* Input material
+---+

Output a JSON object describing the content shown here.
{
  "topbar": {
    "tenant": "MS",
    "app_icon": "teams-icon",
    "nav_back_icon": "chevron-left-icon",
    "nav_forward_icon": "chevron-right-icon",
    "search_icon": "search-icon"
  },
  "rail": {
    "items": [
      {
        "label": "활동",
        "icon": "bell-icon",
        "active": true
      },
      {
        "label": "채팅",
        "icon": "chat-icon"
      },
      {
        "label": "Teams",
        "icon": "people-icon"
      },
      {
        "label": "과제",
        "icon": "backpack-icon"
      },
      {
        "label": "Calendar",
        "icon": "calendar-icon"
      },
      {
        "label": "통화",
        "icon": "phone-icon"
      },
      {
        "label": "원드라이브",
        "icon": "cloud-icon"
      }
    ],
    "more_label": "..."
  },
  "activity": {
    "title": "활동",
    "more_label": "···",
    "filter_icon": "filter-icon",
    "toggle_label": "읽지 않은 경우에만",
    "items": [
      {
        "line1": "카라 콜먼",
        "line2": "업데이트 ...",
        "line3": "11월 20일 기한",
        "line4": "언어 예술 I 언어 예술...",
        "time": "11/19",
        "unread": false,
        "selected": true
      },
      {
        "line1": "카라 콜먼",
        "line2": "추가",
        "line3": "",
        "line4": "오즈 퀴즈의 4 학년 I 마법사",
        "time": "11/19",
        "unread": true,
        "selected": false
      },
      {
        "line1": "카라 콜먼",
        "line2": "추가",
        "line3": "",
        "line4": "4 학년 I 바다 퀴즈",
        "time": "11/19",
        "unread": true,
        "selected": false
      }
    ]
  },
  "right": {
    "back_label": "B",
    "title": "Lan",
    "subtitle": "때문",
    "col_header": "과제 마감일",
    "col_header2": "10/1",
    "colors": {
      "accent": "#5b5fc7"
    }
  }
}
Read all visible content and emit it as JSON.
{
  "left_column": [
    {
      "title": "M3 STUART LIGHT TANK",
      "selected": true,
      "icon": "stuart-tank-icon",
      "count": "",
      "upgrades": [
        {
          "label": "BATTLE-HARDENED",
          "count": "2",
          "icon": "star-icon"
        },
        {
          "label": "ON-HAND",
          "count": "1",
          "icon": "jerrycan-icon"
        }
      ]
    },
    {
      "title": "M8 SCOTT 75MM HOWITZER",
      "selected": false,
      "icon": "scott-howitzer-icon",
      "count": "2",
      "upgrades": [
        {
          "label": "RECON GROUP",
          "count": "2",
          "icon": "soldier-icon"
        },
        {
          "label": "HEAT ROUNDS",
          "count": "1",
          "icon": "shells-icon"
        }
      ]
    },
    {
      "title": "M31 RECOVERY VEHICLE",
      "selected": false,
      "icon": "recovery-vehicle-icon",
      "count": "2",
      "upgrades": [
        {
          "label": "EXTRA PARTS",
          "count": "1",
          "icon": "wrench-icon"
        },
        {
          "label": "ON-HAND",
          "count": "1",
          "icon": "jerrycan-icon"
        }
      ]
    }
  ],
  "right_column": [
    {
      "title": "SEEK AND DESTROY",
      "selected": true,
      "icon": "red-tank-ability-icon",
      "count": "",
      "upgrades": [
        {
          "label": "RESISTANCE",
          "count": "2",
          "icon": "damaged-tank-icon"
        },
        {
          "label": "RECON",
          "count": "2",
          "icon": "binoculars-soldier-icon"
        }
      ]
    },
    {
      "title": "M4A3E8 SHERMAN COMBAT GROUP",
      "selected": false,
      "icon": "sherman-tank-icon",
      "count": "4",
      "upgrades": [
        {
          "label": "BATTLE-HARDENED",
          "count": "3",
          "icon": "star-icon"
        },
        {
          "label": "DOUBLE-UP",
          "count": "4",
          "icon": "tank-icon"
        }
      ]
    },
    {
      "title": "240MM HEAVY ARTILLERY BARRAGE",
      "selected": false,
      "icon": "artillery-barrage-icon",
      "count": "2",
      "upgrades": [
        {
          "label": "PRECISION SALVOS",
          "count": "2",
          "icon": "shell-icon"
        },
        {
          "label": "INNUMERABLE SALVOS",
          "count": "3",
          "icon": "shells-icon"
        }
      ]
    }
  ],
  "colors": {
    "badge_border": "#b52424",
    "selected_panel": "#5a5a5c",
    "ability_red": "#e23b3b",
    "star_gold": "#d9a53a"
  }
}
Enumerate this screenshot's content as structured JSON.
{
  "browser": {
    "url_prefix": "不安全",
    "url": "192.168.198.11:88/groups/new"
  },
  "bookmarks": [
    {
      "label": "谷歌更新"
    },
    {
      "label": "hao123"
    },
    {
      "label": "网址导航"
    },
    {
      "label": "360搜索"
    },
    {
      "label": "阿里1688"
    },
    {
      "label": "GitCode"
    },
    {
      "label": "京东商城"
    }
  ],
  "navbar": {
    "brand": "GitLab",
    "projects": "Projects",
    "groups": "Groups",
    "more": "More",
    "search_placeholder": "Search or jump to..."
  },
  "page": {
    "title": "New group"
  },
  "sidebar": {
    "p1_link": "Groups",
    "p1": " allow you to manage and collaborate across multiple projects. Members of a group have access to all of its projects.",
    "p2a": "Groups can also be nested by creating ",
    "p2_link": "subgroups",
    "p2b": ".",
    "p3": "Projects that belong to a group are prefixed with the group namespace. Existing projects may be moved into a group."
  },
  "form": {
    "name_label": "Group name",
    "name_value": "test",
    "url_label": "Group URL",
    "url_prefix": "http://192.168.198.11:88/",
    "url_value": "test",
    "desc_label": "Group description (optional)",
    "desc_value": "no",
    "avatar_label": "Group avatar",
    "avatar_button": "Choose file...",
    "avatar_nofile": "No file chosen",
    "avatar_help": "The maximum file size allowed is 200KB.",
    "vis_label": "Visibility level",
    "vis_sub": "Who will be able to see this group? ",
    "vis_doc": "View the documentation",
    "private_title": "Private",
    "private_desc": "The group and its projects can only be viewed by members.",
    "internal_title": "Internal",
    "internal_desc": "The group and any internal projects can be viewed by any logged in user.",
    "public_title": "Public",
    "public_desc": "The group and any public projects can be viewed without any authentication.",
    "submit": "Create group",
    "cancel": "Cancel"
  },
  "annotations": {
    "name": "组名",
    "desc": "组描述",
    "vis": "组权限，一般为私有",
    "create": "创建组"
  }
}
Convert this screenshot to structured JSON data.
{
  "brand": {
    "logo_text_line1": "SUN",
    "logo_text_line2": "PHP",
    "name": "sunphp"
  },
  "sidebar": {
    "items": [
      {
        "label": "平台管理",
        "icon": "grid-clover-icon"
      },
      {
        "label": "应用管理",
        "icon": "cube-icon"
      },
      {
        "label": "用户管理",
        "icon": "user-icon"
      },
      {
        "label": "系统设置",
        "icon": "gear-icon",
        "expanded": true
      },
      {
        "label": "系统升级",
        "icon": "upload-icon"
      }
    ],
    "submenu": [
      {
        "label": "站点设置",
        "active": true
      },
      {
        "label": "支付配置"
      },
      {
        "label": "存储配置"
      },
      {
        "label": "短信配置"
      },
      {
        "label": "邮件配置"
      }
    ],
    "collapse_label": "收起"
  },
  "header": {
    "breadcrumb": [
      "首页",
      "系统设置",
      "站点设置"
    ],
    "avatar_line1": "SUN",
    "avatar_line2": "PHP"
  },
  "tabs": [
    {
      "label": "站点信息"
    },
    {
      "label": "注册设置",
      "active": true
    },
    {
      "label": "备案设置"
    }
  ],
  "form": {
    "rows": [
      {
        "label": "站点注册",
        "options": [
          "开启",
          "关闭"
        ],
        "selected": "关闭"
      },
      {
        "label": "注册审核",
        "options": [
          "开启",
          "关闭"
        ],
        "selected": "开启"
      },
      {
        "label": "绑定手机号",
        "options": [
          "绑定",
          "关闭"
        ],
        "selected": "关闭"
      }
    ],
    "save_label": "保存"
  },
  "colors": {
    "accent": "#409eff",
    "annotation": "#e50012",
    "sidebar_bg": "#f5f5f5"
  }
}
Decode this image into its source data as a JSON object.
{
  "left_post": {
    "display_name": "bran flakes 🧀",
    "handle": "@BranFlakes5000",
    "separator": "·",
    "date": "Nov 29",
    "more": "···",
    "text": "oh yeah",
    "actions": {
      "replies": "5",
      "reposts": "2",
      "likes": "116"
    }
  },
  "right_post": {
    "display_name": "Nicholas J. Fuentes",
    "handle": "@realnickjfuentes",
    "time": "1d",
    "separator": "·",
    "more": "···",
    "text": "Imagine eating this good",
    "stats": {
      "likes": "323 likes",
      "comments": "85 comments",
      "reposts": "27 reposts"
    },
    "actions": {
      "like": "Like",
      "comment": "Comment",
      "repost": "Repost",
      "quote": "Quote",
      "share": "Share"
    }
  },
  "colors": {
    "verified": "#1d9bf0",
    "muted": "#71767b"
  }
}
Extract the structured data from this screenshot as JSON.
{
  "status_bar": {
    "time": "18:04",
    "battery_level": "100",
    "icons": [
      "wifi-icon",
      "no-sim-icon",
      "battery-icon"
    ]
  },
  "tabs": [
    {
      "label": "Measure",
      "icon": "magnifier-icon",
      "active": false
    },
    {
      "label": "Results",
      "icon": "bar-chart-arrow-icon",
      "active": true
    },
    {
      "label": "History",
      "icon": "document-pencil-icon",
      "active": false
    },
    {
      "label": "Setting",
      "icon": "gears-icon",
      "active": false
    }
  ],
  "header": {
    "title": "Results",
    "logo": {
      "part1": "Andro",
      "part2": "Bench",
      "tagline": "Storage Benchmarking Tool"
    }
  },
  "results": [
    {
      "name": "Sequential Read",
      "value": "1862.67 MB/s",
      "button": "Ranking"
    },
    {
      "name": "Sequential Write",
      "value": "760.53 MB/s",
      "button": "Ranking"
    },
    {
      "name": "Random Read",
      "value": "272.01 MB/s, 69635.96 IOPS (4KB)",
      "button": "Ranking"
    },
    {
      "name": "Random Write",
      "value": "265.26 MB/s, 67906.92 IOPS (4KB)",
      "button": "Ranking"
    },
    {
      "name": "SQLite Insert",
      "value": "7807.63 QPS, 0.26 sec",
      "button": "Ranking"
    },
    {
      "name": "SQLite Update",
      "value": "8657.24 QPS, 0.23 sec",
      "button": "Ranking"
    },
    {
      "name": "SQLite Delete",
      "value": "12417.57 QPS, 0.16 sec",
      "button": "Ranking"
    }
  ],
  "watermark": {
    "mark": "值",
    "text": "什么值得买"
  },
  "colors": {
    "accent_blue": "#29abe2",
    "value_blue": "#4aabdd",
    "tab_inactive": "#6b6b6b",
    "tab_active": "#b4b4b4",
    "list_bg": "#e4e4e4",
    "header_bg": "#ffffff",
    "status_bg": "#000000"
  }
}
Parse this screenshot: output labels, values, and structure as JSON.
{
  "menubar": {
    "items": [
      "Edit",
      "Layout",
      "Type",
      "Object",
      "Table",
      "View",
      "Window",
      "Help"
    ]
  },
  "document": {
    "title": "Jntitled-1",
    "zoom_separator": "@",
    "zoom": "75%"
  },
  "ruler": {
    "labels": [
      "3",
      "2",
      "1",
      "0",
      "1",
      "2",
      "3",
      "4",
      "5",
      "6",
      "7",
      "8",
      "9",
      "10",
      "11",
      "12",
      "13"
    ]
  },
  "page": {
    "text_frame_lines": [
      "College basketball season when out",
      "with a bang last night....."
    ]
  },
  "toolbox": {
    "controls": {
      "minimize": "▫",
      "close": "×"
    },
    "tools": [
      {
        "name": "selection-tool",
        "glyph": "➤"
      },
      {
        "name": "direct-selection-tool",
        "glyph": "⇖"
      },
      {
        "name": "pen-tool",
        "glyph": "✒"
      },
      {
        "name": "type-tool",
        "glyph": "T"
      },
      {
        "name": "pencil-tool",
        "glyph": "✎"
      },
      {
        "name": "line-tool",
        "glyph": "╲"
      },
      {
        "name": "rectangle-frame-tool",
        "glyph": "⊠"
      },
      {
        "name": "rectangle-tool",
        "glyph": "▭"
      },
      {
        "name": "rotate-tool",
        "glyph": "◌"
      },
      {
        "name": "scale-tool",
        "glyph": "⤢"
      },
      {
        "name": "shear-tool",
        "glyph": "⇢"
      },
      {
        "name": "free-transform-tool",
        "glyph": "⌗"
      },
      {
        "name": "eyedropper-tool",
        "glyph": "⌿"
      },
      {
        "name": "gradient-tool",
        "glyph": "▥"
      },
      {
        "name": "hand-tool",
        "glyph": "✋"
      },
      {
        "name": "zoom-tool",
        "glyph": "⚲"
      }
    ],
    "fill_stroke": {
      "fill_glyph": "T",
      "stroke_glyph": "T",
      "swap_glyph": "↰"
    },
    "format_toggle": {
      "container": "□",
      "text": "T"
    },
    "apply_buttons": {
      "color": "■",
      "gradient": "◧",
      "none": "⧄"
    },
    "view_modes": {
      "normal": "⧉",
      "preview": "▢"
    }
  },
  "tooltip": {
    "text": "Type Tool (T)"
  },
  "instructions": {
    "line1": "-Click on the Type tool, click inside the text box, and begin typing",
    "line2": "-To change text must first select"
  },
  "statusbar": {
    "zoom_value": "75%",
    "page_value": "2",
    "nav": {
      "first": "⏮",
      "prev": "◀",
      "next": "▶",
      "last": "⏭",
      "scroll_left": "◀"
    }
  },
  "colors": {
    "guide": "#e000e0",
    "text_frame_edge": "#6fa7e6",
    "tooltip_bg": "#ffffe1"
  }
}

+---+

* Task statement
Show all lines from the listing above in which "first" appears.

* Full answer
    "line2": "-To change text must first select"
      "first": "⏮",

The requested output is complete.